Recorded data
------------------------------------
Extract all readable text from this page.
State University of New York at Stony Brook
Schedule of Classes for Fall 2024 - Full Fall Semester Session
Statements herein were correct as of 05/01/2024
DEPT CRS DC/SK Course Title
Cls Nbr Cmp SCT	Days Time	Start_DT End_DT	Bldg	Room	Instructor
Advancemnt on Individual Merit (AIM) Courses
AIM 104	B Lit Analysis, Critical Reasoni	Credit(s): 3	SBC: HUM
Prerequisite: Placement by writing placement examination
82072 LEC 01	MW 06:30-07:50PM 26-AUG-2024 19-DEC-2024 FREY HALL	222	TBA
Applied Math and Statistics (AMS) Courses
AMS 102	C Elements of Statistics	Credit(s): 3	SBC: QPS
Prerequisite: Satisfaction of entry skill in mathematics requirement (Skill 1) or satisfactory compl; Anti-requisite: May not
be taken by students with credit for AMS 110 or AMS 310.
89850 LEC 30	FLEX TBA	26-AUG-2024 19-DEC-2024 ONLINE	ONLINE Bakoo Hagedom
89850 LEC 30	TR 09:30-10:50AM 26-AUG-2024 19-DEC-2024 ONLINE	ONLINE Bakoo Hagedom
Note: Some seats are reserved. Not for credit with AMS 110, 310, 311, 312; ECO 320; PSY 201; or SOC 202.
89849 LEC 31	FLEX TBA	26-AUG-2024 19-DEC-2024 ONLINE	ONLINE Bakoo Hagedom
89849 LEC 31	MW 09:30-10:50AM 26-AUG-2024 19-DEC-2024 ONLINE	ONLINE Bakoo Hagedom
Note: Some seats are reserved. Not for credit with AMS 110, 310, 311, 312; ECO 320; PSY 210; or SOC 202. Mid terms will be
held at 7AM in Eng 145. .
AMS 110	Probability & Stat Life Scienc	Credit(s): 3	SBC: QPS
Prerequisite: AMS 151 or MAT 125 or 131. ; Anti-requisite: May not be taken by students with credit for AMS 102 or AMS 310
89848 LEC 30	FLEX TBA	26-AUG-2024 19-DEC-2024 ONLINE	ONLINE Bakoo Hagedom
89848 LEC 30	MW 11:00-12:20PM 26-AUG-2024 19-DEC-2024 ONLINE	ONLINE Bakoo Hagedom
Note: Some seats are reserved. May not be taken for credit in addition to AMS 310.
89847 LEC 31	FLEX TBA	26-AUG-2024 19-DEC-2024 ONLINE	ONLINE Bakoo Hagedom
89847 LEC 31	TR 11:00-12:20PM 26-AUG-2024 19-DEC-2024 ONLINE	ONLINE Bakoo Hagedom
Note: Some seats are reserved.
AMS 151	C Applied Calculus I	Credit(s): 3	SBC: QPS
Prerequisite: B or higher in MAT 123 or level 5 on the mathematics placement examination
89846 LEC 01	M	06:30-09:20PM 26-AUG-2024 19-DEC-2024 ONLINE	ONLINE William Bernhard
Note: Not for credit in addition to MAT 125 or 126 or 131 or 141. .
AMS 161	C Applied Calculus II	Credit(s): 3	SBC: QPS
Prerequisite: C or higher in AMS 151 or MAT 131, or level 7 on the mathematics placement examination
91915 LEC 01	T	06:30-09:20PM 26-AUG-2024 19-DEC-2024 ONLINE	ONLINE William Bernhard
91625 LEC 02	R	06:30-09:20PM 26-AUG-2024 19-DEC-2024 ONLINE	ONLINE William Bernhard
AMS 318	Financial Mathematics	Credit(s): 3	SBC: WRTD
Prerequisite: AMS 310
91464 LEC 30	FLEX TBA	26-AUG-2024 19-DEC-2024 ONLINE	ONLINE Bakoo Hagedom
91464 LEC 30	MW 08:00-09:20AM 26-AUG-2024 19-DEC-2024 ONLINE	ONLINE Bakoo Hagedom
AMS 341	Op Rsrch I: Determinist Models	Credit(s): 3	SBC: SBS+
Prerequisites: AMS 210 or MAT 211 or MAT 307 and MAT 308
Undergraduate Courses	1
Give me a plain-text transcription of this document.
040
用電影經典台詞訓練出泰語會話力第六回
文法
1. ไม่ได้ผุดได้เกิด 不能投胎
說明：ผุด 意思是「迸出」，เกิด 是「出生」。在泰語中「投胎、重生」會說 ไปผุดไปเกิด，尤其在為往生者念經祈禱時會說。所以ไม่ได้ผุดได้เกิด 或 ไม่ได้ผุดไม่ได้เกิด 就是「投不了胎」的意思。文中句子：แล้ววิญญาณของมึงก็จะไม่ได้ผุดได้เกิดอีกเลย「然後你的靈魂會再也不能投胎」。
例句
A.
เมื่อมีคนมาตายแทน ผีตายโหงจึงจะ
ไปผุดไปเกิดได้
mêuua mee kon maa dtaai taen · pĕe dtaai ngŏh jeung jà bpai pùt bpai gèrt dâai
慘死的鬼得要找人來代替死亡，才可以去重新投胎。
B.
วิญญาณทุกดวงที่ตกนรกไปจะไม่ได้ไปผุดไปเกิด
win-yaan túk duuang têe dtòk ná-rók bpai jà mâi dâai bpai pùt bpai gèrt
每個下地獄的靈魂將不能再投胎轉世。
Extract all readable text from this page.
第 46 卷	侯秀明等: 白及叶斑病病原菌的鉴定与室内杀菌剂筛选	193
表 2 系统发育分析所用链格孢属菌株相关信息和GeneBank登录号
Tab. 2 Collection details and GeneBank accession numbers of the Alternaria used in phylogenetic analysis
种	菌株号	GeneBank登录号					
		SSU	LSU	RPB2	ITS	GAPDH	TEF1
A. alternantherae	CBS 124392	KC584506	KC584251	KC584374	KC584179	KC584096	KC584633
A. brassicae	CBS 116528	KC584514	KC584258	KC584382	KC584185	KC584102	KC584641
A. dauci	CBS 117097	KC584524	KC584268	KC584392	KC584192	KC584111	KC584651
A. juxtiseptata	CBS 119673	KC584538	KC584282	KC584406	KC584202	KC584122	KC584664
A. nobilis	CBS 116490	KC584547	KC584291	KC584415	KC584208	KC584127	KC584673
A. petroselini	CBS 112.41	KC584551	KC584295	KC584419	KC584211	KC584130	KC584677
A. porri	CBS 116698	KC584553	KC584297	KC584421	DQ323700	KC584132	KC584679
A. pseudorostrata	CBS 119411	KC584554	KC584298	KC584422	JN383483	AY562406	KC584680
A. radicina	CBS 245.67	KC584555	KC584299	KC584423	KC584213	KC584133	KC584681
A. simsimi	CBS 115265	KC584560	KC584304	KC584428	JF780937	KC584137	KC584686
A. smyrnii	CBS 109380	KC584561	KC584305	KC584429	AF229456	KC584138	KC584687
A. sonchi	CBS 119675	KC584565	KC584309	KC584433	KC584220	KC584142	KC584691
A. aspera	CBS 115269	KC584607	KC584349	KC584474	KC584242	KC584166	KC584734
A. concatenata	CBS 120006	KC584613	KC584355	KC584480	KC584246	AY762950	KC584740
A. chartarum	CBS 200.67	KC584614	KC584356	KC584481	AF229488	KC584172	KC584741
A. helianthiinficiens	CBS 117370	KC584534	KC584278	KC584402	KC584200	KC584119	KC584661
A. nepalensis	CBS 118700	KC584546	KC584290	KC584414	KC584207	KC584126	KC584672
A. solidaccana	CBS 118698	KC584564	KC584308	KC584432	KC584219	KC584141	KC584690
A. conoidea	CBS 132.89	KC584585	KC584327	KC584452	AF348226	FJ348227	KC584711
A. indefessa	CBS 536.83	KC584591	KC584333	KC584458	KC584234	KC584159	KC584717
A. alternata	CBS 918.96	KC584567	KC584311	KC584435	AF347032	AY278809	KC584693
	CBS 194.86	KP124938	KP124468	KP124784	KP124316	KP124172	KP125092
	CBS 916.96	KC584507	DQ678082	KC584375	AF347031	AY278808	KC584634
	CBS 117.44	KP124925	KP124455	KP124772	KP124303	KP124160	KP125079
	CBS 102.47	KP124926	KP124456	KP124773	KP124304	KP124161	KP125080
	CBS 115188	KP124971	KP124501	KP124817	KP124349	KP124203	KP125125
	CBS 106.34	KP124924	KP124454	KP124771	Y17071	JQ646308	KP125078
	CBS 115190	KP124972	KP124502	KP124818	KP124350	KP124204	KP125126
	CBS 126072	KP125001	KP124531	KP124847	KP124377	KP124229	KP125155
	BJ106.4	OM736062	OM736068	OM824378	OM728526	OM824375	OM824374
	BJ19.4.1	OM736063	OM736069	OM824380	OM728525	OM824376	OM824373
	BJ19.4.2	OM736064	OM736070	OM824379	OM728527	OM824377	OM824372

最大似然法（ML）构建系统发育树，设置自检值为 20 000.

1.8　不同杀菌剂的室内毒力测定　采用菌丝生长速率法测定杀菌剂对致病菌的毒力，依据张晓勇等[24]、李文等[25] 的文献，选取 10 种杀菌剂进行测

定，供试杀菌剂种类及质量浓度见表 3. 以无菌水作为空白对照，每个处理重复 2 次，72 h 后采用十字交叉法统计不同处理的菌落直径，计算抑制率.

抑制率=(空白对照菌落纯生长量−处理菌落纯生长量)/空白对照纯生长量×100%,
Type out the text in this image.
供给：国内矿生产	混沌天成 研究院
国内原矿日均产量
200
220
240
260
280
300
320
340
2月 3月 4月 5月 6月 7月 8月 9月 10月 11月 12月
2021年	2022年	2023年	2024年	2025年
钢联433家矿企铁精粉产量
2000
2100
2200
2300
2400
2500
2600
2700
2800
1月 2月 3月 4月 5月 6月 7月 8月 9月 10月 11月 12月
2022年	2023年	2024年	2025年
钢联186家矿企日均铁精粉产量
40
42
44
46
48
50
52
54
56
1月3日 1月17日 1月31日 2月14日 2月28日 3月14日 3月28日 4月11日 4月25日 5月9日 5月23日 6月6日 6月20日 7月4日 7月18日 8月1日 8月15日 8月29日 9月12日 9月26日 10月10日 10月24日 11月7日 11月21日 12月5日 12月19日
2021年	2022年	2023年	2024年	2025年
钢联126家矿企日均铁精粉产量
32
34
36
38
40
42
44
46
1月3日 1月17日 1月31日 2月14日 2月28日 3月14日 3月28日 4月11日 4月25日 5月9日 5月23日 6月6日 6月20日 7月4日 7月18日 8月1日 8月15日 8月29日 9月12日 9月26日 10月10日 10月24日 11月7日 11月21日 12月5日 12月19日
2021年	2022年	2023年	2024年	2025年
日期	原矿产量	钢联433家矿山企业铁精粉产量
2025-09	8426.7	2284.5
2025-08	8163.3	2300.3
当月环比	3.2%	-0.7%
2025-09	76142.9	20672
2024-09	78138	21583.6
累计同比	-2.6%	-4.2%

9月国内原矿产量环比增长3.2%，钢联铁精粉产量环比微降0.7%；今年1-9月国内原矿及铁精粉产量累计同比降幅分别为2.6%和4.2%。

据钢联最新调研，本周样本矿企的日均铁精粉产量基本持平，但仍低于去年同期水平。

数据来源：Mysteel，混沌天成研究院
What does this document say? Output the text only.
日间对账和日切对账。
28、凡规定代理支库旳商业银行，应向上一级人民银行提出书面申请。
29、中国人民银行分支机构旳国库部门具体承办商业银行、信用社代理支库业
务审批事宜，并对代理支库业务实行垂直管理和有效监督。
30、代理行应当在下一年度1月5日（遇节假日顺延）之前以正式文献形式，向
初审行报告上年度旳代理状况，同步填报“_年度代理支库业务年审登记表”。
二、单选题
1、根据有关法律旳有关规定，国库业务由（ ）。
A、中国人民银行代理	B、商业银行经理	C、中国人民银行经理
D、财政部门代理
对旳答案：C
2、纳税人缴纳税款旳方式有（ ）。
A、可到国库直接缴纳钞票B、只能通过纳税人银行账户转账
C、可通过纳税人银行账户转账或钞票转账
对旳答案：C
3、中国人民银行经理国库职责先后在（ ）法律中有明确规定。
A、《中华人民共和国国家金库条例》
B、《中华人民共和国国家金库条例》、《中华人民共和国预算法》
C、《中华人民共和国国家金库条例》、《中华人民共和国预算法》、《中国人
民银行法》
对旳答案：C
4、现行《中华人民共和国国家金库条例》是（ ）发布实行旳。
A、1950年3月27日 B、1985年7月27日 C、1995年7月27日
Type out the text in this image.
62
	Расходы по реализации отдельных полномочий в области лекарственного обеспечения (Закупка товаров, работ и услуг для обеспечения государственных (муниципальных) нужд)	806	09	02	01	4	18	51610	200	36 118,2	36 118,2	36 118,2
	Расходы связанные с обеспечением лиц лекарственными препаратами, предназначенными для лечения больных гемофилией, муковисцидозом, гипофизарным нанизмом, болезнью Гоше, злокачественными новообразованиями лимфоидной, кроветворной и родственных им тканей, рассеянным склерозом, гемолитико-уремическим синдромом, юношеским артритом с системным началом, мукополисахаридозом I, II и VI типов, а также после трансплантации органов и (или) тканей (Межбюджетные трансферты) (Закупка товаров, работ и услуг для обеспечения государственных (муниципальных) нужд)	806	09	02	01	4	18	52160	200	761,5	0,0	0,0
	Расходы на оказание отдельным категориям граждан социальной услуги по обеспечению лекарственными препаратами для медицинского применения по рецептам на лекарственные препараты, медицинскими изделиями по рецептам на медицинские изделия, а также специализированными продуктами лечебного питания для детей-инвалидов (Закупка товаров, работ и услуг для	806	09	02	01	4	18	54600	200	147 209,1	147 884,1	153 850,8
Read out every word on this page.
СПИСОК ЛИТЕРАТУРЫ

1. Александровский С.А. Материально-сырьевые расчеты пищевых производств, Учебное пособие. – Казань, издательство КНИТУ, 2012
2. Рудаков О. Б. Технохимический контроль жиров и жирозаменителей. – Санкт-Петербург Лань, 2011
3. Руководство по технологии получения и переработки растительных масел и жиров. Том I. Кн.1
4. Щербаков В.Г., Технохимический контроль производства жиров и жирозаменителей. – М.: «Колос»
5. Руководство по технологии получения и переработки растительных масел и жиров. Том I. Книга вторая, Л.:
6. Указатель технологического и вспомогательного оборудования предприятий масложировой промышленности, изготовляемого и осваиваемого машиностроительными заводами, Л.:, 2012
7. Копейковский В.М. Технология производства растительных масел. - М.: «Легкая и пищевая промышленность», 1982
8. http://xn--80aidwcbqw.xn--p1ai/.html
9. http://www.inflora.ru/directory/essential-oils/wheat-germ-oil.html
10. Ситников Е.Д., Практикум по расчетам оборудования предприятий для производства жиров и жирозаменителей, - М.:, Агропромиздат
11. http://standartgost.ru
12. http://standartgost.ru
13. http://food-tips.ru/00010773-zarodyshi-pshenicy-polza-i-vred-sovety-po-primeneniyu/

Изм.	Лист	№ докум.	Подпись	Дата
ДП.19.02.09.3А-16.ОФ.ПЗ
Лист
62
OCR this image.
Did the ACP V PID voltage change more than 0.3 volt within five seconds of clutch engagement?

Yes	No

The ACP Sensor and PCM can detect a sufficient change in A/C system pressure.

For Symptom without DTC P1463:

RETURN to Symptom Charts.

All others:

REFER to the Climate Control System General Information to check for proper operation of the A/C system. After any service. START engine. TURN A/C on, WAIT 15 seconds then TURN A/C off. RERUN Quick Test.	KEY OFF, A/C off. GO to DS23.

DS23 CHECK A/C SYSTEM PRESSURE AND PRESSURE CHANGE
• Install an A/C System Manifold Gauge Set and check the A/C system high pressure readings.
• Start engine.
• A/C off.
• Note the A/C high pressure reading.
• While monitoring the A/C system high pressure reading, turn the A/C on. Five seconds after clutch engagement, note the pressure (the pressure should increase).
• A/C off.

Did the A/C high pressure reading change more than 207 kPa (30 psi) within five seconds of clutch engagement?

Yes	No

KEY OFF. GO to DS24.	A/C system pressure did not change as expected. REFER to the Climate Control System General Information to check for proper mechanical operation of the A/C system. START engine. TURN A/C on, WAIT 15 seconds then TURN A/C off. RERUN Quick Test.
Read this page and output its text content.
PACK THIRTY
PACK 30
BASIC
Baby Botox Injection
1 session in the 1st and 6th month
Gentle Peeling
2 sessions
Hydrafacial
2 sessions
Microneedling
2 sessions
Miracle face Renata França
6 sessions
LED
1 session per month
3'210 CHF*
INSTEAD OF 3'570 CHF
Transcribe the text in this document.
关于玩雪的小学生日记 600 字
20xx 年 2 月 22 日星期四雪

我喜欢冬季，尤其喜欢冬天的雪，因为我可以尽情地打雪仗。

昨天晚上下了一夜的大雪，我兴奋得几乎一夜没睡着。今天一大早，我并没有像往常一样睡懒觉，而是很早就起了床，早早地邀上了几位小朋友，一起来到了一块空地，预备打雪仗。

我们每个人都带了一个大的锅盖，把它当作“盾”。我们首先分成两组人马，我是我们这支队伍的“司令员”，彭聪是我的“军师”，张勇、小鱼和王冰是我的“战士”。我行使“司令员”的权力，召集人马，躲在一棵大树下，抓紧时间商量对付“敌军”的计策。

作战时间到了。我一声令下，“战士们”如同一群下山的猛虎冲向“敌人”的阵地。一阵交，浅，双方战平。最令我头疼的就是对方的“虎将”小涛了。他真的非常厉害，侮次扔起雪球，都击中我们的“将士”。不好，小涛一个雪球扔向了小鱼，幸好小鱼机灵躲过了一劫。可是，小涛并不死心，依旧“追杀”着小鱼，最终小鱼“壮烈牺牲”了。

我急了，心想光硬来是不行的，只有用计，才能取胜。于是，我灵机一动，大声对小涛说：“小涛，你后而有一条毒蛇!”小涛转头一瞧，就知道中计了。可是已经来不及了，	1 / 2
------------------------------------
Exercise goal >>
Return, from the data, each line that has the word "engagement" in it.

Solution to the problem >>
Did the ACP V PID voltage change more than 0.3 volt within five seconds of clutch engagement?
• While monitoring the A/C system high pressure reading, turn the A/C on. Five seconds after clutch engagement, note the pressure (the pressure should increase).
Did the A/C high pressure reading change more than 207 kPa (30 psi) within five seconds of clutch engagement?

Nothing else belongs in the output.